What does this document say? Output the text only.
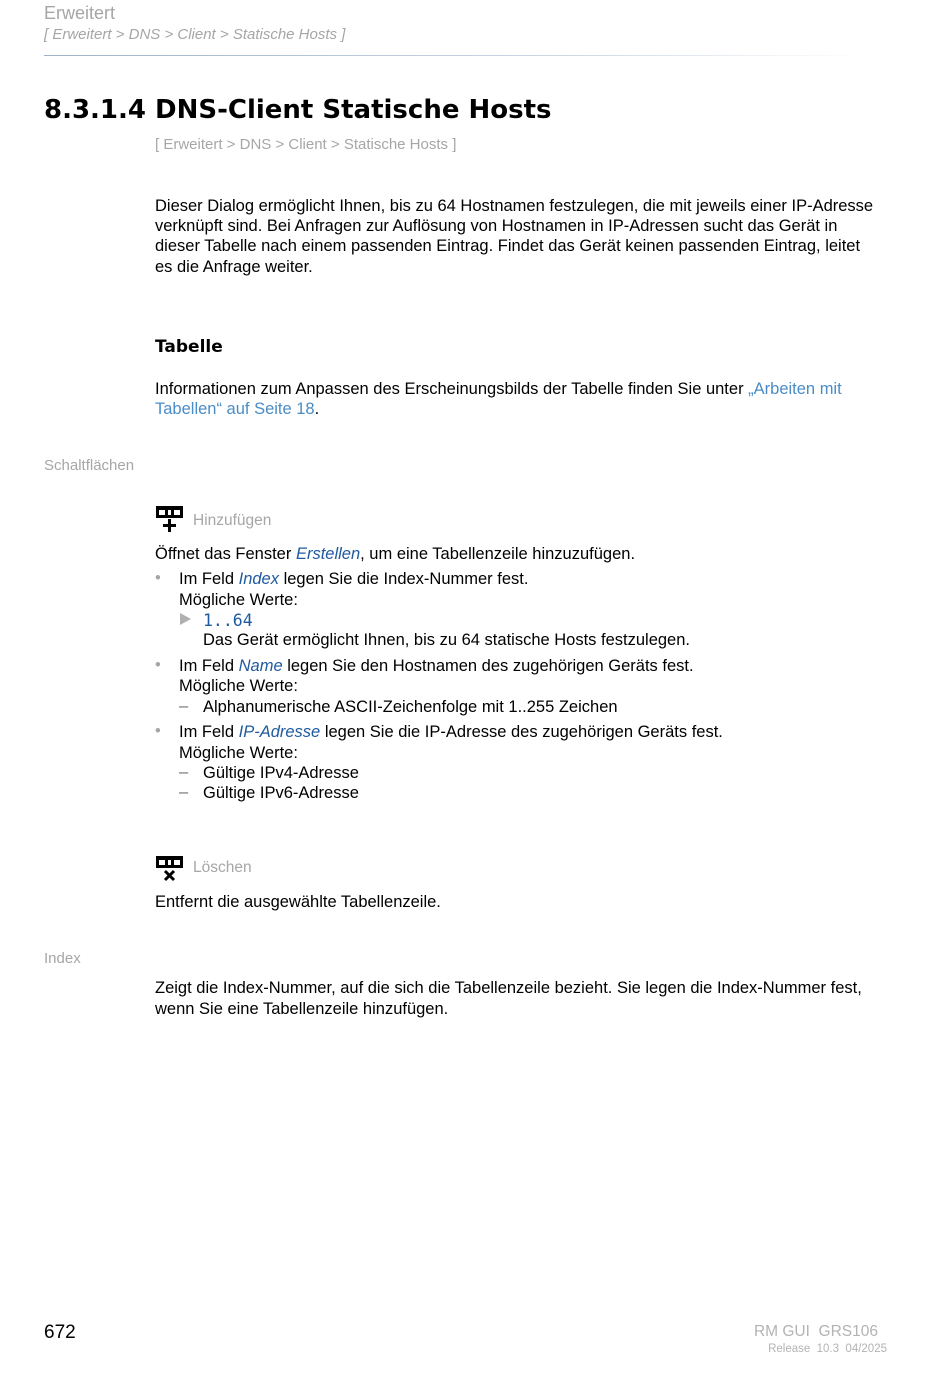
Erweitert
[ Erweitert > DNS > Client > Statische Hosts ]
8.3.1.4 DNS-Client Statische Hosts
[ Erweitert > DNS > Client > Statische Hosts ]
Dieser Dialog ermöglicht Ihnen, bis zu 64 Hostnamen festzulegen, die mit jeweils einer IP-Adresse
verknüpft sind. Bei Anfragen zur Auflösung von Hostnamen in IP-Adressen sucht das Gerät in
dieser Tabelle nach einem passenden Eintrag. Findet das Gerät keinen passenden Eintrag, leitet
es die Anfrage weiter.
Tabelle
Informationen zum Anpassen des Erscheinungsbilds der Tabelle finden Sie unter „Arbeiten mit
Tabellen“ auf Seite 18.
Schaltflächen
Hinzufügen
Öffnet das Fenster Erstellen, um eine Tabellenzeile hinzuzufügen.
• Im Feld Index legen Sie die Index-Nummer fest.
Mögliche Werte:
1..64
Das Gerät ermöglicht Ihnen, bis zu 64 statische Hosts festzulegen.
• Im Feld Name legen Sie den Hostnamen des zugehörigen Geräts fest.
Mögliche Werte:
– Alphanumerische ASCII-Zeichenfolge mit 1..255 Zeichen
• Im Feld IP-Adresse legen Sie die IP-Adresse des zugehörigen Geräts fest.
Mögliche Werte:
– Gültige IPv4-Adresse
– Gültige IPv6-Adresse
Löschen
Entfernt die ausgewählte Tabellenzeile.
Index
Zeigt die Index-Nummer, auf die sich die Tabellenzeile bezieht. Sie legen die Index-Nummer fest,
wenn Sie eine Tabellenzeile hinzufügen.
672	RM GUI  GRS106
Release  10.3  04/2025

Given problem: Leave out the pictures and give the rest of the records again exactly.

Worked answer:
What does this document say? Output the text only.
Erweitert
[ Erweitert > DNS > Client > Statische Hosts ]
8.3.1.4 DNS-Client Statische Hosts
[ Erweitert > DNS > Client > Statische Hosts ]
Dieser Dialog ermöglicht Ihnen, bis zu 64 Hostnamen festzulegen, die mit jeweils einer IP-Adresse
verknüpft sind. Bei Anfragen zur Auflösung von Hostnamen in IP-Adressen sucht das Gerät in
dieser Tabelle nach einem passenden Eintrag. Findet das Gerät keinen passenden Eintrag, leitet
es die Anfrage weiter.
Tabelle
Informationen zum Anpassen des Erscheinungsbilds der Tabelle finden Sie unter „Arbeiten mit
Tabellen“ auf Seite 18.
Schaltflächen
Hinzufügen
Öffnet das Fenster Erstellen, um eine Tabellenzeile hinzuzufügen.
• Im Feld Index legen Sie die Index-Nummer fest.
Mögliche Werte:
1..64
Das Gerät ermöglicht Ihnen, bis zu 64 statische Hosts festzulegen.
• Im Feld Name legen Sie den Hostnamen des zugehörigen Geräts fest.
Mögliche Werte:
– Alphanumerische ASCII-Zeichenfolge mit 1..255 Zeichen
• Im Feld IP-Adresse legen Sie die IP-Adresse des zugehörigen Geräts fest.
Mögliche Werte:
– Gültige IPv4-Adresse
– Gültige IPv6-Adresse
Löschen
Entfernt die ausgewählte Tabellenzeile.
Index
Zeigt die Index-Nummer, auf die sich die Tabellenzeile bezieht. Sie legen die Index-Nummer fest,
wenn Sie eine Tabellenzeile hinzufügen.
672	RM GUI  GRS106
Release  10.3  04/2025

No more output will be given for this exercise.